What you will do =>
Print the records below exactly as they appear.

Input =>
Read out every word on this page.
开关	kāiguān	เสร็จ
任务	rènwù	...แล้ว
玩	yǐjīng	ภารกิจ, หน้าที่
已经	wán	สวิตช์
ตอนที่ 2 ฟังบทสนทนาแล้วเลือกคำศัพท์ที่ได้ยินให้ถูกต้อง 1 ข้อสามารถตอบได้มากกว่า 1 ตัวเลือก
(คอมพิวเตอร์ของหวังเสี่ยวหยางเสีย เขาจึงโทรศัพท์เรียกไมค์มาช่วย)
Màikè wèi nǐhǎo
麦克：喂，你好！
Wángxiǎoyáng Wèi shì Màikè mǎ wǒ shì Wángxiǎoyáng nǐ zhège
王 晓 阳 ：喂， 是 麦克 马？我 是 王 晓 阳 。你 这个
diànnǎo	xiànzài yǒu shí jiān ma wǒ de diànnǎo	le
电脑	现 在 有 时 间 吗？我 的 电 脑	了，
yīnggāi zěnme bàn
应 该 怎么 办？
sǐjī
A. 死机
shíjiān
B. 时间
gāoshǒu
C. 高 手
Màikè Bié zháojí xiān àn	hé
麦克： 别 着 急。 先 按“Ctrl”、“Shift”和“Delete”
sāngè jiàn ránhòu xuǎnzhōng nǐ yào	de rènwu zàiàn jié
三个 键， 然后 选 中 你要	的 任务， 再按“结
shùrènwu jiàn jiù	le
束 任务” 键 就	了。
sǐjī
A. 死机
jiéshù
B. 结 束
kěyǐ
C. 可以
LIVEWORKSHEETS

The output =>
Read out every word on this page.
开关	kāiguān	เสร็จ
任务	rènwù	...แล้ว
玩	yǐjīng	ภารกิจ, หน้าที่
已经	wán	สวิตช์
ตอนที่ 2 ฟังบทสนทนาแล้วเลือกคำศัพท์ที่ได้ยินให้ถูกต้อง 1 ข้อสามารถตอบได้มากกว่า 1 ตัวเลือก
(คอมพิวเตอร์ของหวังเสี่ยวหยางเสีย เขาจึงโทรศัพท์เรียกไมค์มาช่วย)
Màikè wèi nǐhǎo
麦克：喂，你好！
Wángxiǎoyáng Wèi shì Màikè mǎ wǒ shì Wángxiǎoyáng nǐ zhège
王 晓 阳 ：喂， 是 麦克 马？我 是 王 晓 阳 。你 这个
diànnǎo	xiànzài yǒu shí jiān ma wǒ de diànnǎo	le
电脑	现 在 有 时 间 吗？我 的 电 脑	了，
yīnggāi zěnme bàn
应 该 怎么 办？
sǐjī
A. 死机
shíjiān
B. 时间
gāoshǒu
C. 高 手
Màikè Bié zháojí xiān àn	hé
麦克： 别 着 急。 先 按“Ctrl”、“Shift”和“Delete”
sāngè jiàn ránhòu xuǎnzhōng nǐ yào	de rènwu zàiàn jié
三个 键， 然后 选 中 你要	的 任务， 再按“结
shùrènwu jiàn jiù	le
束 任务” 键 就	了。
sǐjī
A. 死机
jiéshù
B. 结 束
kěyǐ
C. 可以
LIVEWORKSHEETS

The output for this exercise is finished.